[Set exercise]: Identify all lines in the listing that include the word "nouvelles", and copy them out.

[Dataset items]:
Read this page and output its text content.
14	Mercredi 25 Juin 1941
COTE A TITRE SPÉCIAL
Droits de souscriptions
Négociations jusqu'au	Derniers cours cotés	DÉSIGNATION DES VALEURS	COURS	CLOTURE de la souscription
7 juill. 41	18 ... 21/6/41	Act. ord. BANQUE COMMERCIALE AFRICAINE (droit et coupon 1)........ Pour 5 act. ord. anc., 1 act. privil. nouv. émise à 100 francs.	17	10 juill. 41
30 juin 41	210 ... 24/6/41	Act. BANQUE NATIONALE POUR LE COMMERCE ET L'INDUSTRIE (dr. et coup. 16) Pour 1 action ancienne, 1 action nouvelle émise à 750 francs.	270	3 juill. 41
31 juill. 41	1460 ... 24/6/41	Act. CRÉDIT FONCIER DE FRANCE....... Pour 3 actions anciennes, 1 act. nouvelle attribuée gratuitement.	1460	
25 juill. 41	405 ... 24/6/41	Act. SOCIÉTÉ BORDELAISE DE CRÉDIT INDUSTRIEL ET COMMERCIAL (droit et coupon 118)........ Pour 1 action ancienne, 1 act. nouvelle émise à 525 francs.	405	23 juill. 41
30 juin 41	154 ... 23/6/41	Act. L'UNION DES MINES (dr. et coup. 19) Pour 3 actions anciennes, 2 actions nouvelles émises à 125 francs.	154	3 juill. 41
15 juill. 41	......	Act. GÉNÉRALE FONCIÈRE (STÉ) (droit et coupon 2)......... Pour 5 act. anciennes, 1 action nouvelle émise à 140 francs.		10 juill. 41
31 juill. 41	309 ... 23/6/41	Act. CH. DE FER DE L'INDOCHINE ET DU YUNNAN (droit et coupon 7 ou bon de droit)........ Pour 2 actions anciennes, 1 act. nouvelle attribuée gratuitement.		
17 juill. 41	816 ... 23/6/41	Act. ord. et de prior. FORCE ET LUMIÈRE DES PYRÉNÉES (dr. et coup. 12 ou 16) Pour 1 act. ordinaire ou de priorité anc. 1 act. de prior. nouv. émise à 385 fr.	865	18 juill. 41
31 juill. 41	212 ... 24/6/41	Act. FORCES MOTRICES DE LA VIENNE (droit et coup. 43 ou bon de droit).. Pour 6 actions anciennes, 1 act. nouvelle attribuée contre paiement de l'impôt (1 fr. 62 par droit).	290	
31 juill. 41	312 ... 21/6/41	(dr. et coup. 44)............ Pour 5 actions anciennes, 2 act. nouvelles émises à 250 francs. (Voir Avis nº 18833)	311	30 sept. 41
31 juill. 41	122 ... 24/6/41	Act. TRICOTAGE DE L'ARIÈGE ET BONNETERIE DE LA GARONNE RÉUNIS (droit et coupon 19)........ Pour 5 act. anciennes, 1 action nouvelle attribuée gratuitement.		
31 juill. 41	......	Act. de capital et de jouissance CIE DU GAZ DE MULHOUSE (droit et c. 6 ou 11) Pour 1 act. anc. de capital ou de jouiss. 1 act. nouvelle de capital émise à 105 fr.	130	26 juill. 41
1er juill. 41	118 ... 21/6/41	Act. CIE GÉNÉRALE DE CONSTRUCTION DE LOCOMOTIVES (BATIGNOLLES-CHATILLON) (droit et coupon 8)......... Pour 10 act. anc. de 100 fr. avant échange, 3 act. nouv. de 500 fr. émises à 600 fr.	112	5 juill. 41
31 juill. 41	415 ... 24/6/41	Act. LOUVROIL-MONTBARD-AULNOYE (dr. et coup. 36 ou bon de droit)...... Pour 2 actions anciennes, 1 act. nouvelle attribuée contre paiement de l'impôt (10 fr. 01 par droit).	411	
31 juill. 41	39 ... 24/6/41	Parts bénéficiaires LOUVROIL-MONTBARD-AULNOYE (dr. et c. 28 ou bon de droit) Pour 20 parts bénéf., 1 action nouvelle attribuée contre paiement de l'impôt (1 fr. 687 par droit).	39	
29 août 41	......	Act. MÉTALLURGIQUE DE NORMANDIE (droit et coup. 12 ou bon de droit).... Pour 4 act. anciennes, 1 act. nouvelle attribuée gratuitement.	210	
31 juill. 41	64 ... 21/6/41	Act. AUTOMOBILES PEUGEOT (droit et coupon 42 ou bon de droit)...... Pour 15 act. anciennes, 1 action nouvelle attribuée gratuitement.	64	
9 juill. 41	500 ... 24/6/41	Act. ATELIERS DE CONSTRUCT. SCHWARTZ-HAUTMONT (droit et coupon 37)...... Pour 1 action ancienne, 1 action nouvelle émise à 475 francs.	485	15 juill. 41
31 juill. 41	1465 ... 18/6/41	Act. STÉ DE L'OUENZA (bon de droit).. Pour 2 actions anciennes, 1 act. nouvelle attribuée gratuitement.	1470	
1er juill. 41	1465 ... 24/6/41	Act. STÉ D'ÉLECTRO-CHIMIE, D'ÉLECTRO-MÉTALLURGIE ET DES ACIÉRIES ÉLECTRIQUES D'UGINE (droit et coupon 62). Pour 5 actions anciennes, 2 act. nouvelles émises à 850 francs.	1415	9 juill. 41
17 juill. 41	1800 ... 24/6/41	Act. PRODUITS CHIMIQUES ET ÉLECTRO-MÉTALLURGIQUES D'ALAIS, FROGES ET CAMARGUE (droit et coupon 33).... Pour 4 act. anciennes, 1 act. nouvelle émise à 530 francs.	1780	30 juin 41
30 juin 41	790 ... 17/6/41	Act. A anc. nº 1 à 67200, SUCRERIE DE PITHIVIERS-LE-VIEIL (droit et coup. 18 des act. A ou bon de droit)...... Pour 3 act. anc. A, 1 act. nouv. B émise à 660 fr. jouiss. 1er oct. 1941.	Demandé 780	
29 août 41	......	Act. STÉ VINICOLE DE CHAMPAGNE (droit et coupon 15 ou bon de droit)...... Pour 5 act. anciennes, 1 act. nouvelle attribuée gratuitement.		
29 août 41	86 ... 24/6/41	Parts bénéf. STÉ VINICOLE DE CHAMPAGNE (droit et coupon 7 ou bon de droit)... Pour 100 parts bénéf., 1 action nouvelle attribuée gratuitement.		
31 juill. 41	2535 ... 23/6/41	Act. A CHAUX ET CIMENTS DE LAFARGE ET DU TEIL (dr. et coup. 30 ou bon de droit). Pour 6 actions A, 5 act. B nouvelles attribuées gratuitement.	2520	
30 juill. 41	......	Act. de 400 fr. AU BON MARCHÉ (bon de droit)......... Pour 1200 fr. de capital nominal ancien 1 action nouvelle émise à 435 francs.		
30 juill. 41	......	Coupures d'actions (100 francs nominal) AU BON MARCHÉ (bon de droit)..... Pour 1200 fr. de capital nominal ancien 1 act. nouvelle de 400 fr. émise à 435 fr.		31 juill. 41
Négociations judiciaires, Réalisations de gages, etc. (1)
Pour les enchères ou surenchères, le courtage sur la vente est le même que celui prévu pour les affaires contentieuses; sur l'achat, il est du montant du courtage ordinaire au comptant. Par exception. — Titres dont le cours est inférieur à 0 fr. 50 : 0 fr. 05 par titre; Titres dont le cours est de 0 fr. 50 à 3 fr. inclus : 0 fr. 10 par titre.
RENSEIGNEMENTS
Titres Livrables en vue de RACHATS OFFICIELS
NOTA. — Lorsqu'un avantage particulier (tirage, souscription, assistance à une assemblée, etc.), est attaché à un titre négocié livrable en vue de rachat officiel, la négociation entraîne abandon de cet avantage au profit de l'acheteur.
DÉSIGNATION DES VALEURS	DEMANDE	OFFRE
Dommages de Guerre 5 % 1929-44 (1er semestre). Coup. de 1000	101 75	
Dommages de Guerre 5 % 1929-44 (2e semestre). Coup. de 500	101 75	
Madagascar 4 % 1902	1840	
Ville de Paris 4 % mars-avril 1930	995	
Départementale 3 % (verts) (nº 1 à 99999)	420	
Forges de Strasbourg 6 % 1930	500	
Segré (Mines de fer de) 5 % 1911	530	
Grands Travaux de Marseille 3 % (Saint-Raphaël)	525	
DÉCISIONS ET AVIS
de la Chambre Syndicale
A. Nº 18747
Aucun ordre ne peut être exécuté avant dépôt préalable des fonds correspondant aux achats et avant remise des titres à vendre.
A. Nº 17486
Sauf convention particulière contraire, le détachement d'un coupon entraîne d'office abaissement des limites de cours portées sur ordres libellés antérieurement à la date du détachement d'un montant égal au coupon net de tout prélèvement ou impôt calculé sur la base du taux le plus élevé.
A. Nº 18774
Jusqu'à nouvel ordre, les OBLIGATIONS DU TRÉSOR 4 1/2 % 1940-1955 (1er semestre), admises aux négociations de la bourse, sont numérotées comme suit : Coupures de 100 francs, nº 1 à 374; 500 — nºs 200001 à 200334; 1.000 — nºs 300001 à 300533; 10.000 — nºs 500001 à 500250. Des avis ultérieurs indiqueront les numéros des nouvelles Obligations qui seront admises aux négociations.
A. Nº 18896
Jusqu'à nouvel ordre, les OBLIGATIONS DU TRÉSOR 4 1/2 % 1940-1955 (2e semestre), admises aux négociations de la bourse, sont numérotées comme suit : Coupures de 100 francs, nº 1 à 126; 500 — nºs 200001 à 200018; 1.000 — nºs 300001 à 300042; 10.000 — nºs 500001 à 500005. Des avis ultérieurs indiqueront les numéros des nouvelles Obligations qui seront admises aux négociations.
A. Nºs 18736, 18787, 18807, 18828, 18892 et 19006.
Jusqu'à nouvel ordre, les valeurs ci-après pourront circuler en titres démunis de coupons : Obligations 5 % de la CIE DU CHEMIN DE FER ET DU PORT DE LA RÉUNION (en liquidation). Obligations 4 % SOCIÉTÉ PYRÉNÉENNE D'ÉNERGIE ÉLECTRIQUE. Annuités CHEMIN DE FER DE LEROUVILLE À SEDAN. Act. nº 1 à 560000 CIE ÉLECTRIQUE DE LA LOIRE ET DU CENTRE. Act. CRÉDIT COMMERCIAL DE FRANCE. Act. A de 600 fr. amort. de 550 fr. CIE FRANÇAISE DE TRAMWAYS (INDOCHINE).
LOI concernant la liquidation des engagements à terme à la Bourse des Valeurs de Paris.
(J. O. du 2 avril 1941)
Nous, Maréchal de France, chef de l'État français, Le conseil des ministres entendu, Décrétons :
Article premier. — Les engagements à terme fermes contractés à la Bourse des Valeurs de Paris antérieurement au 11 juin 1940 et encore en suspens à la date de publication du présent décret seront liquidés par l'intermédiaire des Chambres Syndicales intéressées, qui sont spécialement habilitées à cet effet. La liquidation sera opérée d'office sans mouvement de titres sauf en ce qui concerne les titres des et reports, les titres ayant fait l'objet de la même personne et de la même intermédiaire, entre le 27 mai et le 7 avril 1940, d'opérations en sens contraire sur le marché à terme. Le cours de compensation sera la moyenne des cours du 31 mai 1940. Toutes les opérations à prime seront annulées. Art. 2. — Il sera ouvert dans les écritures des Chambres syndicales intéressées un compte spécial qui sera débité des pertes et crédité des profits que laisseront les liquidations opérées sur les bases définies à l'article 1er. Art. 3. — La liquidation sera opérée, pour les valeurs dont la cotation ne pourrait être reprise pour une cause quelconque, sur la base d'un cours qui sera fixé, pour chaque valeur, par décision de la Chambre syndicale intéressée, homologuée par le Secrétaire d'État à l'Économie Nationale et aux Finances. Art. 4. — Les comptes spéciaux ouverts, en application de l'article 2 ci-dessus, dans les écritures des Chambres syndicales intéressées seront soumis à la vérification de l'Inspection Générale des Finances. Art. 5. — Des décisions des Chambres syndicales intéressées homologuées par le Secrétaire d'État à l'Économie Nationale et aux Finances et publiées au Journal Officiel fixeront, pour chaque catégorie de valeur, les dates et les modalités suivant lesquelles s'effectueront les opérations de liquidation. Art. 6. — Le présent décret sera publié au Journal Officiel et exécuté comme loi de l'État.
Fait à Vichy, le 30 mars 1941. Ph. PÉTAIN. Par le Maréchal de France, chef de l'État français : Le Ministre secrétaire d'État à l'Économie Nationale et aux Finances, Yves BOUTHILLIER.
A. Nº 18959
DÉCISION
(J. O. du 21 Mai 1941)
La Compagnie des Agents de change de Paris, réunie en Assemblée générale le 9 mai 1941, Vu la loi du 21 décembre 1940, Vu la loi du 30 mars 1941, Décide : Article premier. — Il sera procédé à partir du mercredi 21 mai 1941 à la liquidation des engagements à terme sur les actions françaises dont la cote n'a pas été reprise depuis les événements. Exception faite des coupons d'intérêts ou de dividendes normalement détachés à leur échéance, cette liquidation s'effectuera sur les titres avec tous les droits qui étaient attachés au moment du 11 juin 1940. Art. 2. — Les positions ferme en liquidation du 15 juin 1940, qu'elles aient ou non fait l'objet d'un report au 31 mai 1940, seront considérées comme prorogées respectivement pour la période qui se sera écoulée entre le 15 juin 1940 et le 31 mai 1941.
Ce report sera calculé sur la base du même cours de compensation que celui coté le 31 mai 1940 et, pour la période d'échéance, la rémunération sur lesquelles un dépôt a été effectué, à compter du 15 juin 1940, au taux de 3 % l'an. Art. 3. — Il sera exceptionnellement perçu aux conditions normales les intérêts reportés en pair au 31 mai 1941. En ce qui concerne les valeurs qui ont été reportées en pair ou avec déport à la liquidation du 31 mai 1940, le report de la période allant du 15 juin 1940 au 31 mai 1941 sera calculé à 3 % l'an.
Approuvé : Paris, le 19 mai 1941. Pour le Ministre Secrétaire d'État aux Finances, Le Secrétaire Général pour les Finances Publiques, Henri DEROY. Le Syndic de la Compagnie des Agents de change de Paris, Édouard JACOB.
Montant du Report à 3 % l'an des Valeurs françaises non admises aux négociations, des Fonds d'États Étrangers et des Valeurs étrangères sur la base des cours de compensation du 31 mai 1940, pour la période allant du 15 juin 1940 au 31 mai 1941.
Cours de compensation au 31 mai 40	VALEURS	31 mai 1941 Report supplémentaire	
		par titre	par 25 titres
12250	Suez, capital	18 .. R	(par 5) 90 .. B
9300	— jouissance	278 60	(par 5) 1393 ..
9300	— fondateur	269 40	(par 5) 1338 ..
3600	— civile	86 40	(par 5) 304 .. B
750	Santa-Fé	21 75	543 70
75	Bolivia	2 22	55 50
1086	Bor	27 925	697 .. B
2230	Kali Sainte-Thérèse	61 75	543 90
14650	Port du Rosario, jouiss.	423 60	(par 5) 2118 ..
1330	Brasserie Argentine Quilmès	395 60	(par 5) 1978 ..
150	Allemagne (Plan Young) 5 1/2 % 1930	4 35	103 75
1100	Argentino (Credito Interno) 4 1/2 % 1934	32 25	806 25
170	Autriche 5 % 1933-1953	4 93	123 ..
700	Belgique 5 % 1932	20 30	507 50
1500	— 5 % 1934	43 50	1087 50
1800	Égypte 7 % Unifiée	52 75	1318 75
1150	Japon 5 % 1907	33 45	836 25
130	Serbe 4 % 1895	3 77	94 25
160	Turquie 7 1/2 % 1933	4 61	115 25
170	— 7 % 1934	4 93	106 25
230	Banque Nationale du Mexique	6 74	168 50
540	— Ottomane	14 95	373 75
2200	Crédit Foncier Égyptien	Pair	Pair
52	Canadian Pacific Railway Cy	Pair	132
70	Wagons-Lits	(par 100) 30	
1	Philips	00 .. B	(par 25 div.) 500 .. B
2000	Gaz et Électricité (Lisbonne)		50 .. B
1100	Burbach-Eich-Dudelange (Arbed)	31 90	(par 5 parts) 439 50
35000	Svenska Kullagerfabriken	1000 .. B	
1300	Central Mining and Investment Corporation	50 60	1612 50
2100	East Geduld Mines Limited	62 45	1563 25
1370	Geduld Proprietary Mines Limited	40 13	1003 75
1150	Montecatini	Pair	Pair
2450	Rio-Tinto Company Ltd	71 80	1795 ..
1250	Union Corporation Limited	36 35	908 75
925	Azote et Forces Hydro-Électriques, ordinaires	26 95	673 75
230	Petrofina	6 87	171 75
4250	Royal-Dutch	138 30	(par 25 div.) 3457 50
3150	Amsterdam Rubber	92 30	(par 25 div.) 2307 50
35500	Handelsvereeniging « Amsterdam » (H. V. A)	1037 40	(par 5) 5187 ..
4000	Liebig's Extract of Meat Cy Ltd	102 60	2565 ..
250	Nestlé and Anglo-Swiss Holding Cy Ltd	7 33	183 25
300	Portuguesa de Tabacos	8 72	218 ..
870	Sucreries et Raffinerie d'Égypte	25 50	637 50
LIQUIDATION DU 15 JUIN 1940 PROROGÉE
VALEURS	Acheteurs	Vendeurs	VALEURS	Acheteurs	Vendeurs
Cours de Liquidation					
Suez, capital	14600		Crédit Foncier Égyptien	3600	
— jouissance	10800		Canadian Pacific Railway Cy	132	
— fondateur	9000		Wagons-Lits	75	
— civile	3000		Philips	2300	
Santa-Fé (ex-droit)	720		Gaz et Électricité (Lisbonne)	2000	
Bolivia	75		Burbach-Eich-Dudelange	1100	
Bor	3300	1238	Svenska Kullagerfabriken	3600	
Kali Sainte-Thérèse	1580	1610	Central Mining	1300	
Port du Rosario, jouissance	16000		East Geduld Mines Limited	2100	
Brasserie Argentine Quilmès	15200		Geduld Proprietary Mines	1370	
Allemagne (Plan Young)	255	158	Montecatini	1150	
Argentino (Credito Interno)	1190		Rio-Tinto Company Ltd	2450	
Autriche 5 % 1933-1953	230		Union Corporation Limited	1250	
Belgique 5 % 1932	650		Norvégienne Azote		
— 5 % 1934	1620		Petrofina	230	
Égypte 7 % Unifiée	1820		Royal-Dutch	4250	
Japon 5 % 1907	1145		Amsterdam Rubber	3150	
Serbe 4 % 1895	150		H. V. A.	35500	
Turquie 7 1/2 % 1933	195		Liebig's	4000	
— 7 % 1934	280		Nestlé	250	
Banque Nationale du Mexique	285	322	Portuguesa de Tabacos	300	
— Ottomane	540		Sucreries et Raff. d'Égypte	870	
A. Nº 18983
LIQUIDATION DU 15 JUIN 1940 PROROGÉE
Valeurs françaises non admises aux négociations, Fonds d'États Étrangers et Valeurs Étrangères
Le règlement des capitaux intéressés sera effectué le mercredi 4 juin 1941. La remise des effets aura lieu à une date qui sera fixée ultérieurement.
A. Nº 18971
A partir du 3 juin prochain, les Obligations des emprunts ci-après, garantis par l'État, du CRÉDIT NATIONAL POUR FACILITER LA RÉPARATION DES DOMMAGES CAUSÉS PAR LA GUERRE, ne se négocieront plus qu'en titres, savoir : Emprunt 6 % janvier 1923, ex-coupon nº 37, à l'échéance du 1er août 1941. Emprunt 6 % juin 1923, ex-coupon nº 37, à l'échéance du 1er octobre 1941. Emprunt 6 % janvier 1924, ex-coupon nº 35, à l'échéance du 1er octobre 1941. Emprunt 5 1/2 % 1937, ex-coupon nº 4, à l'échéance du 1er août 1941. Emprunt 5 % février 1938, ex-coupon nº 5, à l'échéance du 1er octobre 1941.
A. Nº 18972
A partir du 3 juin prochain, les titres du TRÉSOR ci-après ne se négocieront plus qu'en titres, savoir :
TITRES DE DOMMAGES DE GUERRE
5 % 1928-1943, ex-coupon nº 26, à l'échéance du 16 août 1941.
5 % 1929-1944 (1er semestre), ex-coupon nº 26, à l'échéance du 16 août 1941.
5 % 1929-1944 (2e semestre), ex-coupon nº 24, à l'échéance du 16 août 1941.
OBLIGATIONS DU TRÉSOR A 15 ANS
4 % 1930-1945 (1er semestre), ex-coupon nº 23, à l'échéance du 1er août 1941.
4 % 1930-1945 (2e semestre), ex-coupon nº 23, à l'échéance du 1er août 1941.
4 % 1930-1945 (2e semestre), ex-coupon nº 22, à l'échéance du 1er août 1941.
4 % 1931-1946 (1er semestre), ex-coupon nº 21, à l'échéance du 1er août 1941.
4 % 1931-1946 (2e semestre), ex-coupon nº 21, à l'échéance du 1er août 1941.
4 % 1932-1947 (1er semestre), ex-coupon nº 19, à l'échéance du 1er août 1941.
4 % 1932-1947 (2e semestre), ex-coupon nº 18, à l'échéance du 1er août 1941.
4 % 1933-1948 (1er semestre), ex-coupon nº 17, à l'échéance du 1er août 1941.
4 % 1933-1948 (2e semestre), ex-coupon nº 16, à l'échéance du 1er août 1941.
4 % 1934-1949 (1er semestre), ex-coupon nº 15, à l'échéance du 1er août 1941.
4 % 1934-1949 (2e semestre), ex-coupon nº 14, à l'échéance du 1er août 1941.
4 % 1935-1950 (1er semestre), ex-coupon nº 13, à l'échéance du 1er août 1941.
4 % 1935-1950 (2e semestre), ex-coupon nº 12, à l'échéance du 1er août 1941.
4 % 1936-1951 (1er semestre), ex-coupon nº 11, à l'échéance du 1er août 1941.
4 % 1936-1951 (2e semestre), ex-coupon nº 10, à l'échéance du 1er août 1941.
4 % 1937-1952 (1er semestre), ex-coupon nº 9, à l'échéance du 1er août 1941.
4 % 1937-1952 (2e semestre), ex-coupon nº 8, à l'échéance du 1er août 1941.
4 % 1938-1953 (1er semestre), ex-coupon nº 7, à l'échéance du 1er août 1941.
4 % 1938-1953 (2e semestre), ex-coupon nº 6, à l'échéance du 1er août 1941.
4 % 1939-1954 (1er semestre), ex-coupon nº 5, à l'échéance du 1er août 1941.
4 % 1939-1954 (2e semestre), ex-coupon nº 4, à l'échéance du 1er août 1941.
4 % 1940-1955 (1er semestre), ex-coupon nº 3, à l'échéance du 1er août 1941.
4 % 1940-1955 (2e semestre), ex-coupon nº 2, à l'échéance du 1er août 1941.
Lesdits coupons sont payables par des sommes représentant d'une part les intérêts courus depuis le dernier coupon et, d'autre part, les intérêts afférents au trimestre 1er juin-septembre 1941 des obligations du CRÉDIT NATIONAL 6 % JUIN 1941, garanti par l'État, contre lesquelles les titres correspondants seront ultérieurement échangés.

[In response]:
30 juin 41	154 ... 23/6/41	Act. L'UNION DES MINES (dr. et coup. 19) Pour 3 actions anciennes, 2 actions nouvelles émises à 125 francs.	154	3 juill. 41
31 juill. 41	312 ... 21/6/41	(dr. et coup. 44)............ Pour 5 actions anciennes, 2 act. nouvelles émises à 250 francs. (Voir Avis nº 18833)	311	30 sept. 41
1er juill. 41	1465 ... 24/6/41	Act. STÉ D'ÉLECTRO-CHIMIE, D'ÉLECTRO-MÉTALLURGIE ET DES ACIÉRIES ÉLECTRIQUES D'UGINE (droit et coupon 62). Pour 5 actions anciennes, 2 act. nouvelles émises à 850 francs.	1415	9 juill. 41
31 juill. 41	2535 ... 23/6/41	Act. A CHAUX ET CIMENTS DE LAFARGE ET DU TEIL (dr. et coup. 30 ou bon de droit). Pour 6 actions A, 5 act. B nouvelles attribuées gratuitement.	2520	
Jusqu'à nouvel ordre, les OBLIGATIONS DU TRÉSOR 4 1/2 % 1940-1955 (1er semestre), admises aux négociations de la bourse, sont numérotées comme suit : Coupures de 100 francs, nº 1 à 374; 500 — nºs 200001 à 200334; 1.000 — nºs 300001 à 300533; 10.000 — nºs 500001 à 500250. Des avis ultérieurs indiqueront les numéros des nouvelles Obligations qui seront admises aux négociations.
Jusqu'à nouvel ordre, les OBLIGATIONS DU TRÉSOR 4 1/2 % 1940-1955 (2e semestre), admises aux négociations de la bourse, sont numérotées comme suit : Coupures de 100 francs, nº 1 à 126; 500 — nºs 200001 à 200018; 1.000 — nºs 300001 à 300042; 10.000 — nºs 500001 à 500005. Des avis ultérieurs indiqueront les numéros des nouvelles Obligations qui seront admises aux négociations.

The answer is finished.